## Exercise
Report only how many lines of the entries below contain the string "time".
━━━ Data in this exercise ━━━
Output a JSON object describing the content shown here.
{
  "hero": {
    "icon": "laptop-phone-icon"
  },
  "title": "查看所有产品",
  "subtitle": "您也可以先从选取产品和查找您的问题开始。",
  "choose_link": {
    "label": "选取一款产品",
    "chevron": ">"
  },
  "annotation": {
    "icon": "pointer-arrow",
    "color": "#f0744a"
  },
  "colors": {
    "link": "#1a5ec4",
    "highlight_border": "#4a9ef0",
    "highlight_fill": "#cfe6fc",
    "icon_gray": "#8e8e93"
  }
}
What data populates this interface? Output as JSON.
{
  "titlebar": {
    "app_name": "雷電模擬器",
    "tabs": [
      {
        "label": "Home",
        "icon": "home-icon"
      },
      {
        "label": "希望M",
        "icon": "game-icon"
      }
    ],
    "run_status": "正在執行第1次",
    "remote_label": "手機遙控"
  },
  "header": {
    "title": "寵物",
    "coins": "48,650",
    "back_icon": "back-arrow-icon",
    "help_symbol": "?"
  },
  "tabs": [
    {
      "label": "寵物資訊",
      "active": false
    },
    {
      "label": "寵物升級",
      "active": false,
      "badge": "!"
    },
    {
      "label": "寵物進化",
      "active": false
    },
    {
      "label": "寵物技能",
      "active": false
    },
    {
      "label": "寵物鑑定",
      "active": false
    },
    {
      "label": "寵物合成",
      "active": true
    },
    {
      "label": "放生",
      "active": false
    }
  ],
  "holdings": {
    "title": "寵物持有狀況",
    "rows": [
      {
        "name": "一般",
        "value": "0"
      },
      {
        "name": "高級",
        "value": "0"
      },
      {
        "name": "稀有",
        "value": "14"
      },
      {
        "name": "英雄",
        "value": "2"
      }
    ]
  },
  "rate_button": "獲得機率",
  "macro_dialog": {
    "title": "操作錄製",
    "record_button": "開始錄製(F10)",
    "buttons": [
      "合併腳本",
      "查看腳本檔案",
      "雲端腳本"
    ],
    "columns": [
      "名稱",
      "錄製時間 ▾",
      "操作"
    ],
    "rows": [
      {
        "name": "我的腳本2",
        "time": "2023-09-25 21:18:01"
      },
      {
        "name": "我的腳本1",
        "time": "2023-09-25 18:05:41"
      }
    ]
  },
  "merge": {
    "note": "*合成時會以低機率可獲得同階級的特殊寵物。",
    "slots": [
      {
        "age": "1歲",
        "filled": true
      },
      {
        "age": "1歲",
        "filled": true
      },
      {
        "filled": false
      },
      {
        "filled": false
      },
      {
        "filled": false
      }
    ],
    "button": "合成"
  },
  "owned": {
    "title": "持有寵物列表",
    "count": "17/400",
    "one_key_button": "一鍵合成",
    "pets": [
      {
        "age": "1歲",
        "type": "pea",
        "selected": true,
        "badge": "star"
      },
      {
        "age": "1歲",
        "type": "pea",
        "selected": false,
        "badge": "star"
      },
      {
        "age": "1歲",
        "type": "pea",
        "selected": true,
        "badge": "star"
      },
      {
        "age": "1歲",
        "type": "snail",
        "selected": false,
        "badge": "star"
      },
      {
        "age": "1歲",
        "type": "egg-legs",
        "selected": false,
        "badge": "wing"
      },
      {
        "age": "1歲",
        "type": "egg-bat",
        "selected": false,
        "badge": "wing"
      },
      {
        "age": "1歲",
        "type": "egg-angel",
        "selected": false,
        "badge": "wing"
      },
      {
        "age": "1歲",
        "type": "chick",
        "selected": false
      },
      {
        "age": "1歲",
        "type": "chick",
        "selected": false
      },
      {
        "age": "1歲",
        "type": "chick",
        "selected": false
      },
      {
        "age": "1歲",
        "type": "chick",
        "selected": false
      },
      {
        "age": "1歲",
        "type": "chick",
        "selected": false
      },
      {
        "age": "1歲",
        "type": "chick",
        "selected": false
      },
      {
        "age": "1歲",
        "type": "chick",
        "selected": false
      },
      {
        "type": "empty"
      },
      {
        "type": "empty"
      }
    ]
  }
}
━━━
## Reply
2